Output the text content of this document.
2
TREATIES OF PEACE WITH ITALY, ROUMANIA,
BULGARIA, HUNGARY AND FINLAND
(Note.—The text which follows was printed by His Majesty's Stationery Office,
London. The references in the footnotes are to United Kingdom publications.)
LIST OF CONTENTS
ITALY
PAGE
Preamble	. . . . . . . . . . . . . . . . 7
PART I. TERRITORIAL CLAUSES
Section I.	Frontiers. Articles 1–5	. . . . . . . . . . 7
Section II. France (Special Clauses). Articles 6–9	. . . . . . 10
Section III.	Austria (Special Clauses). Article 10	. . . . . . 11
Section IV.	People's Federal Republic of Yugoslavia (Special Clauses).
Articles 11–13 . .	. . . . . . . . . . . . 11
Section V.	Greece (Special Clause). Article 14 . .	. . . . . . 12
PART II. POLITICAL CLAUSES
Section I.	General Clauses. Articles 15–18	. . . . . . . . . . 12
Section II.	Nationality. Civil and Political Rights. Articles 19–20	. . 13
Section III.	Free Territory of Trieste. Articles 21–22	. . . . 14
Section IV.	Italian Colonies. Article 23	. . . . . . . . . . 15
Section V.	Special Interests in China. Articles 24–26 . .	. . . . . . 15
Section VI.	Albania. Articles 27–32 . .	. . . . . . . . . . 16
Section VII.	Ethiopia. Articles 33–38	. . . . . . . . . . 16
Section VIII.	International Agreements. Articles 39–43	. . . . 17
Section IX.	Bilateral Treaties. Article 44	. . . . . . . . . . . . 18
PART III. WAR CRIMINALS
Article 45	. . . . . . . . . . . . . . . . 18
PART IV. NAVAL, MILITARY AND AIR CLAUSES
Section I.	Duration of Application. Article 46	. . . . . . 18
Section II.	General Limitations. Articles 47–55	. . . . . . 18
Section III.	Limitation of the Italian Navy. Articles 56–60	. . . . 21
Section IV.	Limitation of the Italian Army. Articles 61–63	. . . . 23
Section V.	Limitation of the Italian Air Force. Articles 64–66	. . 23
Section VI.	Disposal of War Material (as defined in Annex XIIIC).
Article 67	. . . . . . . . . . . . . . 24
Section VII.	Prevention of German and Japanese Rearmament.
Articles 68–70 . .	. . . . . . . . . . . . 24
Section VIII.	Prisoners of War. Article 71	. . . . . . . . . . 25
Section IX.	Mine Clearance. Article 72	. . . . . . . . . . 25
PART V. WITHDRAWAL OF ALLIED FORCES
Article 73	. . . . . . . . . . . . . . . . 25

- - - -

Where a line of the material above holds the string "Italian", copy that line.

#### Written response:
Section IV.	Italian Colonies. Article 23	. . . . . . . . . . 15
Section III.	Limitation of the Italian Navy. Articles 56–60	. . . . 21
Section IV.	Limitation of the Italian Army. Articles 61–63	. . . . 23
Section V.	Limitation of the Italian Air Force. Articles 64–66	. . 23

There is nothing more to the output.